AIM =>
All records should be reproduced verbatim.

(Records about charts and figures)

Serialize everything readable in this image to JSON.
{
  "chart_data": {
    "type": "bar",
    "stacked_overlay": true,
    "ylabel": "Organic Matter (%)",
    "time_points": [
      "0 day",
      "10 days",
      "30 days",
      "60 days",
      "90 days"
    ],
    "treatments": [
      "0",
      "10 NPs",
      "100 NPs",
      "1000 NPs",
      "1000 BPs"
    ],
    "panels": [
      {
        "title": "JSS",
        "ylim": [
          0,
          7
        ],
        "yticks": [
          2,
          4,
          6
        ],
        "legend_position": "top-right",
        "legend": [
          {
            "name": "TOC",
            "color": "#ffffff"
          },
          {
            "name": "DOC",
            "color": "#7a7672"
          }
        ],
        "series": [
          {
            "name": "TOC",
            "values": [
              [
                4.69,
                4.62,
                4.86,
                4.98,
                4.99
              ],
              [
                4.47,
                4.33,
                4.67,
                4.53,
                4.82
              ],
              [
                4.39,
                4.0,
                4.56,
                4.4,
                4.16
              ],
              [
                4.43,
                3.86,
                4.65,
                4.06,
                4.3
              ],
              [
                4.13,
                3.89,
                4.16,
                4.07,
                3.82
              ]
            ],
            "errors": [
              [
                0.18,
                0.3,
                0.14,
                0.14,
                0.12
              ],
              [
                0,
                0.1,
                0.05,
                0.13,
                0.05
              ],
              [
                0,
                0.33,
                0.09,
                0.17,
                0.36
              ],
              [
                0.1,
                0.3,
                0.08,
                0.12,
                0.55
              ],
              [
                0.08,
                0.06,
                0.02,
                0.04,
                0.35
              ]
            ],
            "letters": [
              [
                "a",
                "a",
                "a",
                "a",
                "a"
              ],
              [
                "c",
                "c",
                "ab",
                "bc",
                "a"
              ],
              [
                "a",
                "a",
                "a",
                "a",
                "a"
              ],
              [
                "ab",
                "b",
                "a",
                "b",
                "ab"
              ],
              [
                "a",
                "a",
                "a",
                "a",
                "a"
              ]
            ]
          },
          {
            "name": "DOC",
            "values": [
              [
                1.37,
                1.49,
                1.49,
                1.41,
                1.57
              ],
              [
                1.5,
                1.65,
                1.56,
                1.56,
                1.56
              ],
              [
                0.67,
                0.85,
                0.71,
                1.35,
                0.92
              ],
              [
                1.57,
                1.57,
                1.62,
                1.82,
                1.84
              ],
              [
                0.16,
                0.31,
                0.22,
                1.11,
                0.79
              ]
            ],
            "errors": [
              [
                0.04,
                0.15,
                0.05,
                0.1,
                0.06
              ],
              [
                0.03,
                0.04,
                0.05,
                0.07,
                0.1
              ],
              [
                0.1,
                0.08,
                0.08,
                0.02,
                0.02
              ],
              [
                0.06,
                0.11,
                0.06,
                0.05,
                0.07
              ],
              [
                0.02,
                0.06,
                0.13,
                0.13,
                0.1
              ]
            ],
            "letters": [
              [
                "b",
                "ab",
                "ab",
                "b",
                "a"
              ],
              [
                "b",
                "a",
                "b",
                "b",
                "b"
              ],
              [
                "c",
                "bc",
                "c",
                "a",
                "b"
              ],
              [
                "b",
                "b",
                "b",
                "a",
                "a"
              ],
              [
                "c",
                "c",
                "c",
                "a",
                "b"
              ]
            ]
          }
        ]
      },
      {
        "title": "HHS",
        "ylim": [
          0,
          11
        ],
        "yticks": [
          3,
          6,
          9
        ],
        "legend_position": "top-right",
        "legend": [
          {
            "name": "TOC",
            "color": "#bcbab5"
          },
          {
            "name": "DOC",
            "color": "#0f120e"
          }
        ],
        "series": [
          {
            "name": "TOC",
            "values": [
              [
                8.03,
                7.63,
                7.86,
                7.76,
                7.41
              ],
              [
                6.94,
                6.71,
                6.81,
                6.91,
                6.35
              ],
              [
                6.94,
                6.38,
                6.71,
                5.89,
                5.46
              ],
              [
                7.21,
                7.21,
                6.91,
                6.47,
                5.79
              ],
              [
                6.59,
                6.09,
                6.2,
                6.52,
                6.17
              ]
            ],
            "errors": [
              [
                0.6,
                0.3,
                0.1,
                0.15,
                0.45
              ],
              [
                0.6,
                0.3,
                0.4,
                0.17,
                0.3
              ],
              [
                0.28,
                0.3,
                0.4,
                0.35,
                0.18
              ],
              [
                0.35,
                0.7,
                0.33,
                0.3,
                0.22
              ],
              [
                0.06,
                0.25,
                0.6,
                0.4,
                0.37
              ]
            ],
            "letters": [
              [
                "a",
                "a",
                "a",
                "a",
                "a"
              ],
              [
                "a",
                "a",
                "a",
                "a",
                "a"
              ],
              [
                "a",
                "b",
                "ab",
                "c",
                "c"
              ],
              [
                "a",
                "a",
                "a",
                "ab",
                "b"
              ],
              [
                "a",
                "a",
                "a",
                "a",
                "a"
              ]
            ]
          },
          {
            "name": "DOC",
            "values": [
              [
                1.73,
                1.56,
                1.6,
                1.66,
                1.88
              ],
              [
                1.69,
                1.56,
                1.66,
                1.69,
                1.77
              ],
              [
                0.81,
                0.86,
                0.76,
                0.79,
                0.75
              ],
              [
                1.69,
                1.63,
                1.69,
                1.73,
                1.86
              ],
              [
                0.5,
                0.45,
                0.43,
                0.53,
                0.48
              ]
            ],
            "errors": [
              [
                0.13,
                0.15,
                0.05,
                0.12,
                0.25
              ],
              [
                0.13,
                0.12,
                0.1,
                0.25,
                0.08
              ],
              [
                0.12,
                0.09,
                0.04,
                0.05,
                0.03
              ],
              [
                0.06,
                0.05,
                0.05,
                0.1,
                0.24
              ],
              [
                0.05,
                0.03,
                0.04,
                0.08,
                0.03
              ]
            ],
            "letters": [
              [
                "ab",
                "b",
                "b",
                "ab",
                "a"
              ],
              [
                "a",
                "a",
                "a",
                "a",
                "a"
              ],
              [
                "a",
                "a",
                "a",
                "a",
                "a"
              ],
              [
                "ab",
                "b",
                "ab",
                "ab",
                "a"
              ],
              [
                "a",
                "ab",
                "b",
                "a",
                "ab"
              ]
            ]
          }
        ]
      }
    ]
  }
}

SOLUTION TO THIS EXERCISE =>
Serialize everything readable in this image to JSON.
{
  "chart_data": {
    "type": "bar",
    "stacked_overlay": true,
    "ylabel": "Organic Matter (%)",
    "time_points": [
      "0 day",
      "10 days",
      "30 days",
      "60 days",
      "90 days"
    ],
    "treatments": [
      "0",
      "10 NPs",
      "100 NPs",
      "1000 NPs",
      "1000 BPs"
    ],
    "panels": [
      {
        "title": "JSS",
        "ylim": [
          0,
          7
        ],
        "yticks": [
          2,
          4,
          6
        ],
        "legend_position": "top-right",
        "legend": [
          {
            "name": "TOC",
            "color": "#ffffff"
          },
          {
            "name": "DOC",
            "color": "#7a7672"
          }
        ],
        "series": [
          {
            "name": "TOC",
            "values": [
              [
                4.69,
                4.62,
                4.86,
                4.98,
                4.99
              ],
              [
                4.47,
                4.33,
                4.67,
                4.53,
                4.82
              ],
              [
                4.39,
                4.0,
                4.56,
                4.4,
                4.16
              ],
              [
                4.43,
                3.86,
                4.65,
                4.06,
                4.3
              ],
              [
                4.13,
                3.89,
                4.16,
                4.07,
                3.82
              ]
            ],
            "errors": [
              [
                0.18,
                0.3,
                0.14,
                0.14,
                0.12
              ],
              [
                0,
                0.1,
                0.05,
                0.13,
                0.05
              ],
              [
                0,
                0.33,
                0.09,
                0.17,
                0.36
              ],
              [
                0.1,
                0.3,
                0.08,
                0.12,
                0.55
              ],
              [
                0.08,
                0.06,
                0.02,
                0.04,
                0.35
              ]
            ],
            "letters": [
              [
                "a",
                "a",
                "a",
                "a",
                "a"
              ],
              [
                "c",
                "c",
                "ab",
                "bc",
                "a"
              ],
              [
                "a",
                "a",
                "a",
                "a",
                "a"
              ],
              [
                "ab",
                "b",
                "a",
                "b",
                "ab"
              ],
              [
                "a",
                "a",
                "a",
                "a",
                "a"
              ]
            ]
          },
          {
            "name": "DOC",
            "values": [
              [
                1.37,
                1.49,
                1.49,
                1.41,
                1.57
              ],
              [
                1.5,
                1.65,
                1.56,
                1.56,
                1.56
              ],
              [
                0.67,
                0.85,
                0.71,
                1.35,
                0.92
              ],
              [
                1.57,
                1.57,
                1.62,
                1.82,
                1.84
              ],
              [
                0.16,
                0.31,
                0.22,
                1.11,
                0.79
              ]
            ],
            "errors": [
              [
                0.04,
                0.15,
                0.05,
                0.1,
                0.06
              ],
              [
                0.03,
                0.04,
                0.05,
                0.07,
                0.1
              ],
              [
                0.1,
                0.08,
                0.08,
                0.02,
                0.02
              ],
              [
                0.06,
                0.11,
                0.06,
                0.05,
                0.07
              ],
              [
                0.02,
                0.06,
                0.13,
                0.13,
                0.1
              ]
            ],
            "letters": [
              [
                "b",
                "ab",
                "ab",
                "b",
                "a"
              ],
              [
                "b",
                "a",
                "b",
                "b",
                "b"
              ],
              [
                "c",
                "bc",
                "c",
                "a",
                "b"
              ],
              [
                "b",
                "b",
                "b",
                "a",
                "a"
              ],
              [
                "c",
                "c",
                "c",
                "a",
                "b"
              ]
            ]
          }
        ]
      },
      {
        "title": "HHS",
        "ylim": [
          0,
          11
        ],
        "yticks": [
          3,
          6,
          9
        ],
        "legend_position": "top-right",
        "legend": [
          {
            "name": "TOC",
            "color": "#bcbab5"
          },
          {
            "name": "DOC",
            "color": "#0f120e"
          }
        ],
        "series": [
          {
            "name": "TOC",
            "values": [
              [
                8.03,
                7.63,
                7.86,
                7.76,
                7.41
              ],
              [
                6.94,
                6.71,
                6.81,
                6.91,
                6.35
              ],
              [
                6.94,
                6.38,
                6.71,
                5.89,
                5.46
              ],
              [
                7.21,
                7.21,
                6.91,
                6.47,
                5.79
              ],
              [
                6.59,
                6.09,
                6.2,
                6.52,
                6.17
              ]
            ],
            "errors": [
              [
                0.6,
                0.3,
                0.1,
                0.15,
                0.45
              ],
              [
                0.6,
                0.3,
                0.4,
                0.17,
                0.3
              ],
              [
                0.28,
                0.3,
                0.4,
                0.35,
                0.18
              ],
              [
                0.35,
                0.7,
                0.33,
                0.3,
                0.22
              ],
              [
                0.06,
                0.25,
                0.6,
                0.4,
                0.37
              ]
            ],
            "letters": [
              [
                "a",
                "a",
                "a",
                "a",
                "a"
              ],
              [
                "a",
                "a",
                "a",
                "a",
                "a"
              ],
              [
                "a",
                "b",
                "ab",
                "c",
                "c"
              ],
              [
                "a",
                "a",
                "a",
                "ab",
                "b"
              ],
              [
                "a",
                "a",
                "a",
                "a",
                "a"
              ]
            ]
          },
          {
            "name": "DOC",
            "values": [
              [
                1.73,
                1.56,
                1.6,
                1.66,
                1.88
              ],
              [
                1.69,
                1.56,
                1.66,
                1.69,
                1.77
              ],
              [
                0.81,
                0.86,
                0.76,
                0.79,
                0.75
              ],
              [
                1.69,
                1.63,
                1.69,
                1.73,
                1.86
              ],
              [
                0.5,
                0.45,
                0.43,
                0.53,
                0.48
              ]
            ],
            "errors": [
              [
                0.13,
                0.15,
                0.05,
                0.12,
                0.25
              ],
              [
                0.13,
                0.12,
                0.1,
                0.25,
                0.08
              ],
              [
                0.12,
                0.09,
                0.04,
                0.05,
                0.03
              ],
              [
                0.06,
                0.05,
                0.05,
                0.1,
                0.24
              ],
              [
                0.05,
                0.03,
                0.04,
                0.08,
                0.03
              ]
            ],
            "letters": [
              [
                "ab",
                "b",
                "b",
                "ab",
                "a"
              ],
              [
                "a",
                "a",
                "a",
                "a",
                "a"
              ],
              [
                "a",
                "a",
                "a",
                "a",
                "a"
              ],
              [
                "ab",
                "b",
                "ab",
                "ab",
                "a"
              ],
              [
                "a",
                "ab",
                "b",
                "a",
                "ab"
              ]
            ]
          }
        ]
      }
    ]
  }
}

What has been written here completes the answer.